Report every line below that holds the word "utropare".

— start of Supplied data —

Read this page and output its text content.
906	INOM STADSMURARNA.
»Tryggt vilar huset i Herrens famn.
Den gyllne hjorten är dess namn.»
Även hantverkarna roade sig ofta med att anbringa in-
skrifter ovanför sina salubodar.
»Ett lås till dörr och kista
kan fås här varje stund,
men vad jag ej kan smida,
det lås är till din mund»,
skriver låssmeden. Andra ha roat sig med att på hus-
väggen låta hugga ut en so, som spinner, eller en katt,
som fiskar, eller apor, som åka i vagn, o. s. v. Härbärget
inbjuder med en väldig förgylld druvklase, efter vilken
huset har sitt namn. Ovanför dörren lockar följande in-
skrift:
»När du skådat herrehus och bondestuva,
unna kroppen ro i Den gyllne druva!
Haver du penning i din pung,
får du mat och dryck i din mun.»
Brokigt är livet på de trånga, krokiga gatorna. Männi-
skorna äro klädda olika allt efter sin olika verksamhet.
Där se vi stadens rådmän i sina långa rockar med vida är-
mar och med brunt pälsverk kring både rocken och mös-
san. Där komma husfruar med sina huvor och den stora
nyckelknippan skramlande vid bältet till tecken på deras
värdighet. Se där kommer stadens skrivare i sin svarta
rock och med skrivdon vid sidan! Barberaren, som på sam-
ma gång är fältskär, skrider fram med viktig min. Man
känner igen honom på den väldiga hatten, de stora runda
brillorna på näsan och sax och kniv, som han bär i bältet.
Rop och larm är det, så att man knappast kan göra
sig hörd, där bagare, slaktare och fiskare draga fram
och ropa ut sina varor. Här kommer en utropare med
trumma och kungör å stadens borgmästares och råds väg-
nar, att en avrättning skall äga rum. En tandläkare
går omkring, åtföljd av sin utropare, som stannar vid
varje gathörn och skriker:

— end of Supplied data —
— start of Supplied data —

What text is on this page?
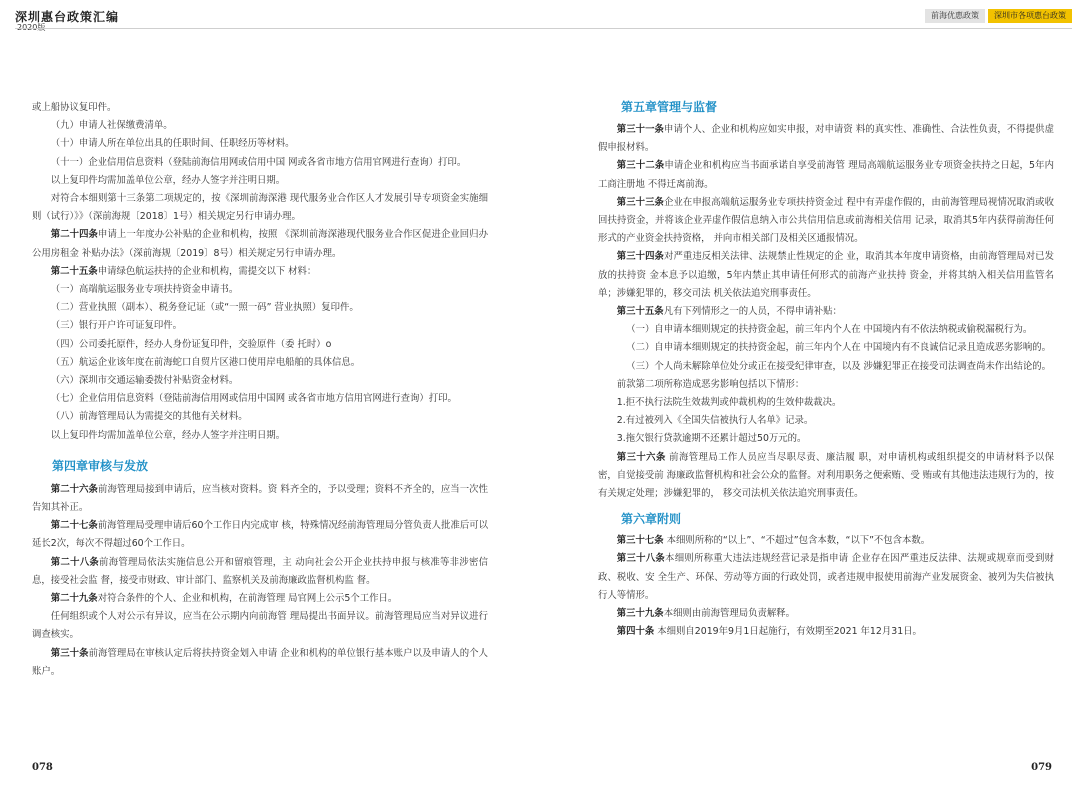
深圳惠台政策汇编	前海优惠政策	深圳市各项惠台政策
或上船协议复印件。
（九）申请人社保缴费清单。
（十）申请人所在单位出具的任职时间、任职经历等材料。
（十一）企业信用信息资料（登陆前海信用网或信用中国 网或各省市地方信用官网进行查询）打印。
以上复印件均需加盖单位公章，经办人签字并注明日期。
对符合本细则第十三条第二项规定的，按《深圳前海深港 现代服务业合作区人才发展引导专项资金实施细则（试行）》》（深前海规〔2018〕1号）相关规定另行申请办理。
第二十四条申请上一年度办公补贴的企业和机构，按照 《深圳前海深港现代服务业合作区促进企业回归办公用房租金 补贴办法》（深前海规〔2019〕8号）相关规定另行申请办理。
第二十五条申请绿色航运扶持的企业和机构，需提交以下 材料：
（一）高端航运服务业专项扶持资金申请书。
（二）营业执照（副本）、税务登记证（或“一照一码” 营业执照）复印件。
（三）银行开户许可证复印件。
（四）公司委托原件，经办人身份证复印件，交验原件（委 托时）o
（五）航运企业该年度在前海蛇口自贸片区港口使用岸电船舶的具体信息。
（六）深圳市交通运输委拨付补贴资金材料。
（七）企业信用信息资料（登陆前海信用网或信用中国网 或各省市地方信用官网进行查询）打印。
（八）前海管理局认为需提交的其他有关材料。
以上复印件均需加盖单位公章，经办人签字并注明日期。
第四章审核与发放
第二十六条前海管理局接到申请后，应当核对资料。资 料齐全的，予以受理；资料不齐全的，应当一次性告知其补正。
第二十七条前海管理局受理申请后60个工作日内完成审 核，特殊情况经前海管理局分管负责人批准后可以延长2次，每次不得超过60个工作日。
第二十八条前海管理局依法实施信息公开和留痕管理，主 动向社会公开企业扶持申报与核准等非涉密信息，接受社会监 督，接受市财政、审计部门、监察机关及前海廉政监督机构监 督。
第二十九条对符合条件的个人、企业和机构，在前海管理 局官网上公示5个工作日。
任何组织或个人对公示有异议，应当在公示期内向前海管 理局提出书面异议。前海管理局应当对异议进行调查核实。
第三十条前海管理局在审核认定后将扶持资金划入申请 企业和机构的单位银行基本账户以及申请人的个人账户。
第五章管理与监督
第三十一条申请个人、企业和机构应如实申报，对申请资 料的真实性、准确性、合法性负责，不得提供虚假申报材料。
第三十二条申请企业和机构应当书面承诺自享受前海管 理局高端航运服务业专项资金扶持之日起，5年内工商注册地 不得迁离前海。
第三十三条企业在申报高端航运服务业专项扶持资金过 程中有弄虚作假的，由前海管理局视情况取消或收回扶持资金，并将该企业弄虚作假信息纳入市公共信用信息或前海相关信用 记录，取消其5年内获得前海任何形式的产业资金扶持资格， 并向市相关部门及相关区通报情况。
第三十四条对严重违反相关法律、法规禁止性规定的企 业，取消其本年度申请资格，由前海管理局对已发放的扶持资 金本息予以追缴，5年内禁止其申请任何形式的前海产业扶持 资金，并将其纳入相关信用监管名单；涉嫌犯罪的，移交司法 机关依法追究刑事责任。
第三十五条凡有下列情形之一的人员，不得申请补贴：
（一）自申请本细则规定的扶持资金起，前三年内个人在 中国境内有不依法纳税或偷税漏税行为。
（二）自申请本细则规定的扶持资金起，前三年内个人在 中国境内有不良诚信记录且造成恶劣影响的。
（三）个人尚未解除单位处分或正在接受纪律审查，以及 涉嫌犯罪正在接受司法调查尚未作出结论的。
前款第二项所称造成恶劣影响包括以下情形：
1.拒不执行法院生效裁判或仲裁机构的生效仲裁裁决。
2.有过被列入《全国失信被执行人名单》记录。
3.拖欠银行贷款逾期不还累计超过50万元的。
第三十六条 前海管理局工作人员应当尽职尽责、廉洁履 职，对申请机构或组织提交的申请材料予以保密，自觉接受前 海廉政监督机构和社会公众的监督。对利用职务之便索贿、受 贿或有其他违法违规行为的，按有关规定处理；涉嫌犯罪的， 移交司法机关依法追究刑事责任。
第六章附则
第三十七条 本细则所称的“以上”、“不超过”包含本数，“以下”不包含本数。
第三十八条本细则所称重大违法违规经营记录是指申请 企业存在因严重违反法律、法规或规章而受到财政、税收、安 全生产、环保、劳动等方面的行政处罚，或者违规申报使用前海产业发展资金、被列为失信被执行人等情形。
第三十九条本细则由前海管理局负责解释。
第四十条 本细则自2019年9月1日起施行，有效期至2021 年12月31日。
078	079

— end of Supplied data —

- [Worked answer]
och ropa ut sina varor. Här kommer en utropare med
går omkring, åtföljd av sin utropare, som stannar vid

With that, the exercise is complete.